_Extracted records_.
■ ■ ■ ■ ■
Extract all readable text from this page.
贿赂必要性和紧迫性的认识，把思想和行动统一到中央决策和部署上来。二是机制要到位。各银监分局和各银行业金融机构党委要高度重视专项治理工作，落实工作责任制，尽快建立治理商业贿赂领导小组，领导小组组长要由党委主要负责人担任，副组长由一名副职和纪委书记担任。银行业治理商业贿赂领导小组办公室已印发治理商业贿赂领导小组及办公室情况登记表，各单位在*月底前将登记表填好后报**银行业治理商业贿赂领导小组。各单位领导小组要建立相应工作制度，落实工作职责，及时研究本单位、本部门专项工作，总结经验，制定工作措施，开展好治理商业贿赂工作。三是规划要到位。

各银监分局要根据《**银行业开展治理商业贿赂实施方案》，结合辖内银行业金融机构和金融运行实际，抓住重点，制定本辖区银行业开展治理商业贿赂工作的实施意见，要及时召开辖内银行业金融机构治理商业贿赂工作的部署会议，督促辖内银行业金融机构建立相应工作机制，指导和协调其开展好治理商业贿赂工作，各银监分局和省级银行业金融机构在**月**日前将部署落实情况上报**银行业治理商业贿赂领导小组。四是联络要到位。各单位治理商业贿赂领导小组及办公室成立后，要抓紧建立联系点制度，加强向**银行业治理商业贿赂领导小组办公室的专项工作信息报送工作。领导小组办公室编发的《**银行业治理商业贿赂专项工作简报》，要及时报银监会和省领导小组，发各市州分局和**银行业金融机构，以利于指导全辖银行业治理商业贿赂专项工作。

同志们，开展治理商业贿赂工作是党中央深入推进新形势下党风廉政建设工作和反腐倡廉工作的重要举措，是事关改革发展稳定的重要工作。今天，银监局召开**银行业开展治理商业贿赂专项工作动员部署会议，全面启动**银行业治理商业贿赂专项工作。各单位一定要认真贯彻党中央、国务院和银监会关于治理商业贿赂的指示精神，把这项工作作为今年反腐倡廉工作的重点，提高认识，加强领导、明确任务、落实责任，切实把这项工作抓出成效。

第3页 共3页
■ ■ ■ ■ ■
_What to produce_. Print the material once more, exactly.

_Written solution_.
Extract all readable text from this page.
贿赂必要性和紧迫性的认识，把思想和行动统一到中央决策和部署上来。二是机制要到位。各银监分局和各银行业金融机构党委要高度重视专项治理工作，落实工作责任制，尽快建立治理商业贿赂领导小组，领导小组组长要由党委主要负责人担任，副组长由一名副职和纪委书记担任。银行业治理商业贿赂领导小组办公室已印发治理商业贿赂领导小组及办公室情况登记表，各单位在*月底前将登记表填好后报**银行业治理商业贿赂领导小组。各单位领导小组要建立相应工作制度，落实工作职责，及时研究本单位、本部门专项工作，总结经验，制定工作措施，开展好治理商业贿赂工作。三是规划要到位。

各银监分局要根据《**银行业开展治理商业贿赂实施方案》，结合辖内银行业金融机构和金融运行实际，抓住重点，制定本辖区银行业开展治理商业贿赂工作的实施意见，要及时召开辖内银行业金融机构治理商业贿赂工作的部署会议，督促辖内银行业金融机构建立相应工作机制，指导和协调其开展好治理商业贿赂工作，各银监分局和省级银行业金融机构在**月**日前将部署落实情况上报**银行业治理商业贿赂领导小组。四是联络要到位。各单位治理商业贿赂领导小组及办公室成立后，要抓紧建立联系点制度，加强向**银行业治理商业贿赂领导小组办公室的专项工作信息报送工作。领导小组办公室编发的《**银行业治理商业贿赂专项工作简报》，要及时报银监会和省领导小组，发各市州分局和**银行业金融机构，以利于指导全辖银行业治理商业贿赂专项工作。

同志们，开展治理商业贿赂工作是党中央深入推进新形势下党风廉政建设工作和反腐倡廉工作的重要举措，是事关改革发展稳定的重要工作。今天，银监局召开**银行业开展治理商业贿赂专项工作动员部署会议，全面启动**银行业治理商业贿赂专项工作。各单位一定要认真贯彻党中央、国务院和银监会关于治理商业贿赂的指示精神，把这项工作作为今年反腐倡廉工作的重点，提高认识，加强领导、明确任务、落实责任，切实把这项工作抓出成效。

第3页 共3页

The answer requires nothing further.